DO THIS »
Each entry below should be returned exactly as is, with the pictures removed.

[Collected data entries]
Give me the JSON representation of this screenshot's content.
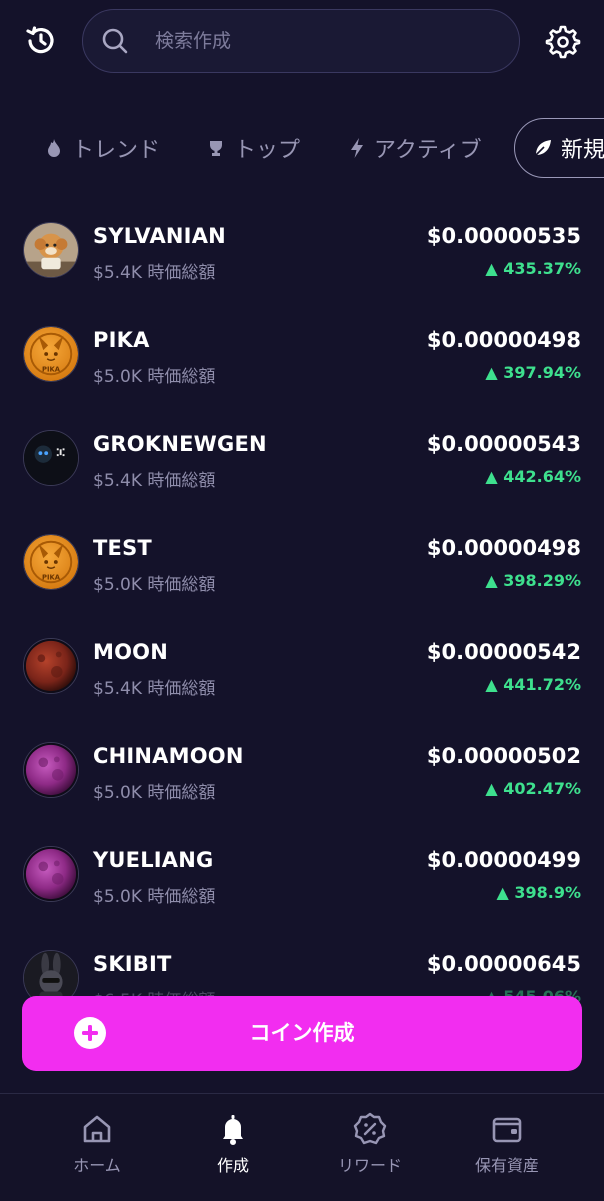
{
  "search": {
    "placeholder": "検索作成"
  },
  "tabs": [
    {
      "label": "トレンド",
      "icon": "flame-icon"
    },
    {
      "label": "トップ",
      "icon": "trophy-icon"
    },
    {
      "label": "アクティブ",
      "icon": "lightning-icon"
    },
    {
      "label": "新規",
      "icon": "leaf-icon",
      "active": true
    }
  ],
  "coins": [
    {
      "name": "SYLVANIAN",
      "cap": "$5.4K 時価総額",
      "price": "$0.00000535",
      "change": "435.37%"
    },
    {
      "name": "PIKA",
      "cap": "$5.0K 時価総額",
      "price": "$0.00000498",
      "change": "397.94%"
    },
    {
      "name": "GROKNEWGEN",
      "cap": "$5.4K 時価総額",
      "price": "$0.00000543",
      "change": "442.64%"
    },
    {
      "name": "TEST",
      "cap": "$5.0K 時価総額",
      "price": "$0.00000498",
      "change": "398.29%"
    },
    {
      "name": "MOON",
      "cap": "$5.4K 時価総額",
      "price": "$0.00000542",
      "change": "441.72%"
    },
    {
      "name": "CHINAMOON",
      "cap": "$5.0K 時価総額",
      "price": "$0.00000502",
      "change": "402.47%"
    },
    {
      "name": "YUELIANG",
      "cap": "$5.0K 時価総額",
      "price": "$0.00000499",
      "change": "398.9%"
    },
    {
      "name": "SKIBIT",
      "cap": "$6.5K 時価総額",
      "price": "$0.00000645",
      "change": "545.06%"
    }
  ],
  "create_button": {
    "label": "コイン作成"
  },
  "nav": {
    "home": "ホーム",
    "create": "作成",
    "rewards": "リワード",
    "holdings": "保有資産"
  },
  "colors": {
    "accent": "#f22df0",
    "positive": "#3ee08e",
    "background": "#14122a"
  }
}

ANSWER FOR THIS EXERCISE »
Give me the JSON representation of this screenshot's content.
{
  "search": {
    "placeholder": "検索作成"
  },
  "tabs": [
    {
      "label": "トレンド",
      "icon": "flame-icon"
    },
    {
      "label": "トップ",
      "icon": "trophy-icon"
    },
    {
      "label": "アクティブ",
      "icon": "lightning-icon"
    },
    {
      "label": "新規",
      "icon": "leaf-icon",
      "active": true
    }
  ],
  "coins": [
    {
      "name": "SYLVANIAN",
      "cap": "$5.4K 時価総額",
      "price": "$0.00000535",
      "change": "435.37%"
    },
    {
      "name": "PIKA",
      "cap": "$5.0K 時価総額",
      "price": "$0.00000498",
      "change": "397.94%"
    },
    {
      "name": "GROKNEWGEN",
      "cap": "$5.4K 時価総額",
      "price": "$0.00000543",
      "change": "442.64%"
    },
    {
      "name": "TEST",
      "cap": "$5.0K 時価総額",
      "price": "$0.00000498",
      "change": "398.29%"
    },
    {
      "name": "MOON",
      "cap": "$5.4K 時価総額",
      "price": "$0.00000542",
      "change": "441.72%"
    },
    {
      "name": "CHINAMOON",
      "cap": "$5.0K 時価総額",
      "price": "$0.00000502",
      "change": "402.47%"
    },
    {
      "name": "YUELIANG",
      "cap": "$5.0K 時価総額",
      "price": "$0.00000499",
      "change": "398.9%"
    },
    {
      "name": "SKIBIT",
      "cap": "$6.5K 時価総額",
      "price": "$0.00000645",
      "change": "545.06%"
    }
  ],
  "create_button": {
    "label": "コイン作成"
  },
  "nav": {
    "home": "ホーム",
    "create": "作成",
    "rewards": "リワード",
    "holdings": "保有資産"
  },
  "colors": {
    "accent": "#f22df0",
    "positive": "#3ee08e",
    "background": "#14122a"
  }
}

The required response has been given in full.